+++ DATA PROVIDED

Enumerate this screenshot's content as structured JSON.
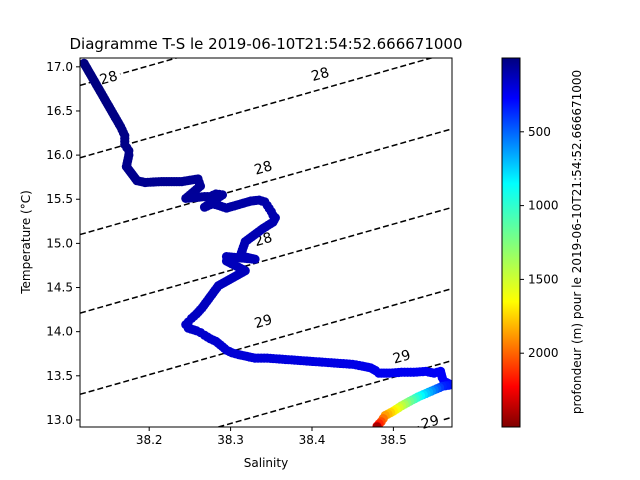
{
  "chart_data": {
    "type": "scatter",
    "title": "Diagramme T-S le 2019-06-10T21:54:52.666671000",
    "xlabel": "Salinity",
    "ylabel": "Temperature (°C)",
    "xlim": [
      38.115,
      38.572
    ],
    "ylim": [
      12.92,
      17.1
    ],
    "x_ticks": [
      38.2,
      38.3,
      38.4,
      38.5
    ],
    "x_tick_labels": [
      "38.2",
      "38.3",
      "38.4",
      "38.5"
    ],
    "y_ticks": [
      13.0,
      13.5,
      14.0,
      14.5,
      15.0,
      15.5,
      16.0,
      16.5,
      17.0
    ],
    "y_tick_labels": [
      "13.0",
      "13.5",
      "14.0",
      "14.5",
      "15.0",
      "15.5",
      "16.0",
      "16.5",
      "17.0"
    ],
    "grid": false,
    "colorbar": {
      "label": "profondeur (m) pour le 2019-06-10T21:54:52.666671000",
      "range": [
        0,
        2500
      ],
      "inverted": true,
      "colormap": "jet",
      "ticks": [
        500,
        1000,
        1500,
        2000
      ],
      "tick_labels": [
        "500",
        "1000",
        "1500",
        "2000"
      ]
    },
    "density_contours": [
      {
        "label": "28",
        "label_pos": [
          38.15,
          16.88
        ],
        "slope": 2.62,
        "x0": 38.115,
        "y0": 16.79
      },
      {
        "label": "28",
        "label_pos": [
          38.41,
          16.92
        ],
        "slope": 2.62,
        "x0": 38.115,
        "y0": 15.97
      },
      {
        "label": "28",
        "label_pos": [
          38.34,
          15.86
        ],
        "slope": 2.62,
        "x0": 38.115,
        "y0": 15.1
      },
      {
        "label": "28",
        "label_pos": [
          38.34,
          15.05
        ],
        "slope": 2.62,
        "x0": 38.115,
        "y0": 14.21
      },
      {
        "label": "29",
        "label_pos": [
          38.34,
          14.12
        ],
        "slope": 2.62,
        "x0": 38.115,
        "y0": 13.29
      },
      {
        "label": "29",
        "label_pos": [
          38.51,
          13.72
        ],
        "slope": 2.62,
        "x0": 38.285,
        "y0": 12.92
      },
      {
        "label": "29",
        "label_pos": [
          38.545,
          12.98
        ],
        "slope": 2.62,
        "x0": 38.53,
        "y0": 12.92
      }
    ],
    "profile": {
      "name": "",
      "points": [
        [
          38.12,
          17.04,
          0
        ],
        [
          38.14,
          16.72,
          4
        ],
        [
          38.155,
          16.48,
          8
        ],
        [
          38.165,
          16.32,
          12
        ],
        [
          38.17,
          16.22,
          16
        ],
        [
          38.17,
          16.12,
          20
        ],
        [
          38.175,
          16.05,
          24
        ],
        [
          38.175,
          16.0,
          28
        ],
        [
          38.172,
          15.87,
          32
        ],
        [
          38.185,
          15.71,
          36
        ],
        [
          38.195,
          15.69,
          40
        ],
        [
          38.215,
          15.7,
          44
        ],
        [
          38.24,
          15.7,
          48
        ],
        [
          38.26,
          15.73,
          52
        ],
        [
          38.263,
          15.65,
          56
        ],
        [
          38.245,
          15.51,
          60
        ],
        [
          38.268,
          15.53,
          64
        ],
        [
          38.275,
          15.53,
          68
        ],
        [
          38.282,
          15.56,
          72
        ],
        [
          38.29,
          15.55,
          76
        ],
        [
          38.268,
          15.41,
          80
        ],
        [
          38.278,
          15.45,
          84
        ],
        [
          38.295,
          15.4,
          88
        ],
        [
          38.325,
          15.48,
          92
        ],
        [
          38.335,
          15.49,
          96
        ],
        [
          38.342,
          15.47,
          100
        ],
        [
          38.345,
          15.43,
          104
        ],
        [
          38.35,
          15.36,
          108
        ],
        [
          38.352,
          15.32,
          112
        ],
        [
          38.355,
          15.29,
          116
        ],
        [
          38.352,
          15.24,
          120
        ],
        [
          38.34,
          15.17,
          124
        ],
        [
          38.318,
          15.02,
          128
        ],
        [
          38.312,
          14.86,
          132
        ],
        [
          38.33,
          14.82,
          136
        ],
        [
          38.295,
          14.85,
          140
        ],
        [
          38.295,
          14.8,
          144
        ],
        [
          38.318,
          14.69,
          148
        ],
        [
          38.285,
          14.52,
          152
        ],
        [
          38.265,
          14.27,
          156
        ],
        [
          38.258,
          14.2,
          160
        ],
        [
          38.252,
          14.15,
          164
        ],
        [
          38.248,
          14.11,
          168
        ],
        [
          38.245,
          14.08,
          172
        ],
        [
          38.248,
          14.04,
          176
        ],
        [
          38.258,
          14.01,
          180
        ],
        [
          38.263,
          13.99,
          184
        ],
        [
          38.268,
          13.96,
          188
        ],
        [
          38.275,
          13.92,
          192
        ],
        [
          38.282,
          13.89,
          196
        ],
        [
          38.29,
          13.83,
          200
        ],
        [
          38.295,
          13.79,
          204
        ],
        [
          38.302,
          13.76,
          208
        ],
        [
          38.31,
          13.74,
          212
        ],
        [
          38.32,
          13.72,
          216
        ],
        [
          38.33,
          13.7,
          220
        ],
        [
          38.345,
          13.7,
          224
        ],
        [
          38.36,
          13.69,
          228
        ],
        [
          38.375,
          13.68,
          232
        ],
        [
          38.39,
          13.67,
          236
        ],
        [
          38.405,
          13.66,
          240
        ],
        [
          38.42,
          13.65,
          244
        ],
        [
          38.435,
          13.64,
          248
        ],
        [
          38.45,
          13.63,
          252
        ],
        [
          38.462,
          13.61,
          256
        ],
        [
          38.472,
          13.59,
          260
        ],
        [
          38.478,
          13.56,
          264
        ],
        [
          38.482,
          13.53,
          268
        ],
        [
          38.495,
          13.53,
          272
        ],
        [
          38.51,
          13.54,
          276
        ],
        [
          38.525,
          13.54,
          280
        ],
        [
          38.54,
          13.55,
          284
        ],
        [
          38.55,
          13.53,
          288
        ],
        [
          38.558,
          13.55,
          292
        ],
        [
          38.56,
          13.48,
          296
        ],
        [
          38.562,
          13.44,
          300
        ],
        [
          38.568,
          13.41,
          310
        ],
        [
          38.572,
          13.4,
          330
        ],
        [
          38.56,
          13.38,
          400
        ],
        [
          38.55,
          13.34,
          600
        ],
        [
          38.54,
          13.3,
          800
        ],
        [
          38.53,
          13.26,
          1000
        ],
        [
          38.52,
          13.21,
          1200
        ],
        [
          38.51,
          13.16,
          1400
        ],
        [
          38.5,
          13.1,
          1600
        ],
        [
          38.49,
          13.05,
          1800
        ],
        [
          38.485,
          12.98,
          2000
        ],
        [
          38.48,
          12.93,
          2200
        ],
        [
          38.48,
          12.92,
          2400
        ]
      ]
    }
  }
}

++++++

SHORT PROBLEM
Give the entries again without a single change, but with no pictures.

EXPECTED ANSWER
Enumerate this screenshot's content as structured JSON.
{
  "chart_data": {
    "type": "scatter",
    "title": "Diagramme T-S le 2019-06-10T21:54:52.666671000",
    "xlabel": "Salinity",
    "ylabel": "Temperature (°C)",
    "xlim": [
      38.115,
      38.572
    ],
    "ylim": [
      12.92,
      17.1
    ],
    "x_ticks": [
      38.2,
      38.3,
      38.4,
      38.5
    ],
    "x_tick_labels": [
      "38.2",
      "38.3",
      "38.4",
      "38.5"
    ],
    "y_ticks": [
      13.0,
      13.5,
      14.0,
      14.5,
      15.0,
      15.5,
      16.0,
      16.5,
      17.0
    ],
    "y_tick_labels": [
      "13.0",
      "13.5",
      "14.0",
      "14.5",
      "15.0",
      "15.5",
      "16.0",
      "16.5",
      "17.0"
    ],
    "grid": false,
    "colorbar": {
      "label": "profondeur (m) pour le 2019-06-10T21:54:52.666671000",
      "range": [
        0,
        2500
      ],
      "inverted": true,
      "colormap": "jet",
      "ticks": [
        500,
        1000,
        1500,
        2000
      ],
      "tick_labels": [
        "500",
        "1000",
        "1500",
        "2000"
      ]
    },
    "density_contours": [
      {
        "label": "28",
        "label_pos": [
          38.15,
          16.88
        ],
        "slope": 2.62,
        "x0": 38.115,
        "y0": 16.79
      },
      {
        "label": "28",
        "label_pos": [
          38.41,
          16.92
        ],
        "slope": 2.62,
        "x0": 38.115,
        "y0": 15.97
      },
      {
        "label": "28",
        "label_pos": [
          38.34,
          15.86
        ],
        "slope": 2.62,
        "x0": 38.115,
        "y0": 15.1
      },
      {
        "label": "28",
        "label_pos": [
          38.34,
          15.05
        ],
        "slope": 2.62,
        "x0": 38.115,
        "y0": 14.21
      },
      {
        "label": "29",
        "label_pos": [
          38.34,
          14.12
        ],
        "slope": 2.62,
        "x0": 38.115,
        "y0": 13.29
      },
      {
        "label": "29",
        "label_pos": [
          38.51,
          13.72
        ],
        "slope": 2.62,
        "x0": 38.285,
        "y0": 12.92
      },
      {
        "label": "29",
        "label_pos": [
          38.545,
          12.98
        ],
        "slope": 2.62,
        "x0": 38.53,
        "y0": 12.92
      }
    ],
    "profile": {
      "name": "",
      "points": [
        [
          38.12,
          17.04,
          0
        ],
        [
          38.14,
          16.72,
          4
        ],
        [
          38.155,
          16.48,
          8
        ],
        [
          38.165,
          16.32,
          12
        ],
        [
          38.17,
          16.22,
          16
        ],
        [
          38.17,
          16.12,
          20
        ],
        [
          38.175,
          16.05,
          24
        ],
        [
          38.175,
          16.0,
          28
        ],
        [
          38.172,
          15.87,
          32
        ],
        [
          38.185,
          15.71,
          36
        ],
        [
          38.195,
          15.69,
          40
        ],
        [
          38.215,
          15.7,
          44
        ],
        [
          38.24,
          15.7,
          48
        ],
        [
          38.26,
          15.73,
          52
        ],
        [
          38.263,
          15.65,
          56
        ],
        [
          38.245,
          15.51,
          60
        ],
        [
          38.268,
          15.53,
          64
        ],
        [
          38.275,
          15.53,
          68
        ],
        [
          38.282,
          15.56,
          72
        ],
        [
          38.29,
          15.55,
          76
        ],
        [
          38.268,
          15.41,
          80
        ],
        [
          38.278,
          15.45,
          84
        ],
        [
          38.295,
          15.4,
          88
        ],
        [
          38.325,
          15.48,
          92
        ],
        [
          38.335,
          15.49,
          96
        ],
        [
          38.342,
          15.47,
          100
        ],
        [
          38.345,
          15.43,
          104
        ],
        [
          38.35,
          15.36,
          108
        ],
        [
          38.352,
          15.32,
          112
        ],
        [
          38.355,
          15.29,
          116
        ],
        [
          38.352,
          15.24,
          120
        ],
        [
          38.34,
          15.17,
          124
        ],
        [
          38.318,
          15.02,
          128
        ],
        [
          38.312,
          14.86,
          132
        ],
        [
          38.33,
          14.82,
          136
        ],
        [
          38.295,
          14.85,
          140
        ],
        [
          38.295,
          14.8,
          144
        ],
        [
          38.318,
          14.69,
          148
        ],
        [
          38.285,
          14.52,
          152
        ],
        [
          38.265,
          14.27,
          156
        ],
        [
          38.258,
          14.2,
          160
        ],
        [
          38.252,
          14.15,
          164
        ],
        [
          38.248,
          14.11,
          168
        ],
        [
          38.245,
          14.08,
          172
        ],
        [
          38.248,
          14.04,
          176
        ],
        [
          38.258,
          14.01,
          180
        ],
        [
          38.263,
          13.99,
          184
        ],
        [
          38.268,
          13.96,
          188
        ],
        [
          38.275,
          13.92,
          192
        ],
        [
          38.282,
          13.89,
          196
        ],
        [
          38.29,
          13.83,
          200
        ],
        [
          38.295,
          13.79,
          204
        ],
        [
          38.302,
          13.76,
          208
        ],
        [
          38.31,
          13.74,
          212
        ],
        [
          38.32,
          13.72,
          216
        ],
        [
          38.33,
          13.7,
          220
        ],
        [
          38.345,
          13.7,
          224
        ],
        [
          38.36,
          13.69,
          228
        ],
        [
          38.375,
          13.68,
          232
        ],
        [
          38.39,
          13.67,
          236
        ],
        [
          38.405,
          13.66,
          240
        ],
        [
          38.42,
          13.65,
          244
        ],
        [
          38.435,
          13.64,
          248
        ],
        [
          38.45,
          13.63,
          252
        ],
        [
          38.462,
          13.61,
          256
        ],
        [
          38.472,
          13.59,
          260
        ],
        [
          38.478,
          13.56,
          264
        ],
        [
          38.482,
          13.53,
          268
        ],
        [
          38.495,
          13.53,
          272
        ],
        [
          38.51,
          13.54,
          276
        ],
        [
          38.525,
          13.54,
          280
        ],
        [
          38.54,
          13.55,
          284
        ],
        [
          38.55,
          13.53,
          288
        ],
        [
          38.558,
          13.55,
          292
        ],
        [
          38.56,
          13.48,
          296
        ],
        [
          38.562,
          13.44,
          300
        ],
        [
          38.568,
          13.41,
          310
        ],
        [
          38.572,
          13.4,
          330
        ],
        [
          38.56,
          13.38,
          400
        ],
        [
          38.55,
          13.34,
          600
        ],
        [
          38.54,
          13.3,
          800
        ],
        [
          38.53,
          13.26,
          1000
        ],
        [
          38.52,
          13.21,
          1200
        ],
        [
          38.51,
          13.16,
          1400
        ],
        [
          38.5,
          13.1,
          1600
        ],
        [
          38.49,
          13.05,
          1800
        ],
        [
          38.485,
          12.98,
          2000
        ],
        [
          38.48,
          12.93,
          2200
        ],
        [
          38.48,
          12.92,
          2400
        ]
      ]
    }
  }
}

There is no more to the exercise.